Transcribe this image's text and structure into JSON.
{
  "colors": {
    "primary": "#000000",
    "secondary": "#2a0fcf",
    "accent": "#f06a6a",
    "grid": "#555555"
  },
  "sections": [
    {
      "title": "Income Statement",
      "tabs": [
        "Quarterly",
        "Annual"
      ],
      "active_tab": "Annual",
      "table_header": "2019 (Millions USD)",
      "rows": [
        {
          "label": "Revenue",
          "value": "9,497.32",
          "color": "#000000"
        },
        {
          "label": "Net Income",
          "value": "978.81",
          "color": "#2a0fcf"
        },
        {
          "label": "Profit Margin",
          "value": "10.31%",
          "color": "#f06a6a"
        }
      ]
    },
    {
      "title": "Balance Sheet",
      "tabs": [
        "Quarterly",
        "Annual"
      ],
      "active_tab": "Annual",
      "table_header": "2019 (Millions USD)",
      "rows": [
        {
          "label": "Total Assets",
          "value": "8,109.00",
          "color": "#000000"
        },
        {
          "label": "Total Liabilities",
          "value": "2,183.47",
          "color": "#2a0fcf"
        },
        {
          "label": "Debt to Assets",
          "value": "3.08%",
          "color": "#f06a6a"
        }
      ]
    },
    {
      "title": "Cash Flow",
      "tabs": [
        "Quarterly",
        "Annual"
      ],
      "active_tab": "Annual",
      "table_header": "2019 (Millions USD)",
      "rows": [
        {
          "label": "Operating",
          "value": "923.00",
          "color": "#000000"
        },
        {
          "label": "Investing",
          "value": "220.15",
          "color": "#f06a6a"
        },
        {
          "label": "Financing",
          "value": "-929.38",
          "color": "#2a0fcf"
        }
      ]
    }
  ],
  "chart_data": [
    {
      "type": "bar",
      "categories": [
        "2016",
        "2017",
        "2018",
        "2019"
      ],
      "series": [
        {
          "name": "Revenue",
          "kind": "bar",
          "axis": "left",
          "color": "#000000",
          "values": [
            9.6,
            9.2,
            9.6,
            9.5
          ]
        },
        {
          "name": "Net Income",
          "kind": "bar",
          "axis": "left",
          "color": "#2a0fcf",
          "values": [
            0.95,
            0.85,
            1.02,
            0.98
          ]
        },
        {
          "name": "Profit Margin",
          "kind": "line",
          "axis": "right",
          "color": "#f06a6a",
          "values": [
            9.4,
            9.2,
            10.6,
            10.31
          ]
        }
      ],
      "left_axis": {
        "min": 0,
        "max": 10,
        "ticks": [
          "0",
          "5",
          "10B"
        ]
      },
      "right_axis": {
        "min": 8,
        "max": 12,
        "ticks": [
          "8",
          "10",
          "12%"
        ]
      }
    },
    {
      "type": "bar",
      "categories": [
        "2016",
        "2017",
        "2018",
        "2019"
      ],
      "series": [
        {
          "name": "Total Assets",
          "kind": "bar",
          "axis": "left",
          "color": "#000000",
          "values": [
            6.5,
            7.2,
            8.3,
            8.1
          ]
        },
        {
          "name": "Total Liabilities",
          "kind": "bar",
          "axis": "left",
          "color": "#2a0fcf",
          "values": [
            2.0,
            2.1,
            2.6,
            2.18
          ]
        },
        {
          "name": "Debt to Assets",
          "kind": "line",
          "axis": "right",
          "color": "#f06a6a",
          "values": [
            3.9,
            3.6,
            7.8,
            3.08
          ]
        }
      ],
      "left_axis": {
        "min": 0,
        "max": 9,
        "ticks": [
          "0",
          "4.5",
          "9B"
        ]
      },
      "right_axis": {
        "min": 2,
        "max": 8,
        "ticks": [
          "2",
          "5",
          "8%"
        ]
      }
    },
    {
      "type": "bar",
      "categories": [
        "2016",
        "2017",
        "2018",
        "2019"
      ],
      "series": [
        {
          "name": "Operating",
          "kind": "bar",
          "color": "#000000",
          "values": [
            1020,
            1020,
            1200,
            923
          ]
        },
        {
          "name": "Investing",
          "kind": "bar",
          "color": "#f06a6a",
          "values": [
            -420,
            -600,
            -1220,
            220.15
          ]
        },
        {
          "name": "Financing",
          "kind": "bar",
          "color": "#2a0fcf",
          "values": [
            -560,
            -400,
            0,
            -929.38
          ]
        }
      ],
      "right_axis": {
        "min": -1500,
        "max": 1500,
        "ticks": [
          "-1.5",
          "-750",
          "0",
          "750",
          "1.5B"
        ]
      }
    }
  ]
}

________________________________________

■ PROBLEM TO SOLVE ■
Find every line that includes the string "name". Report how many there are and nothing else.

■ WRITTEN SOLUTION ■
9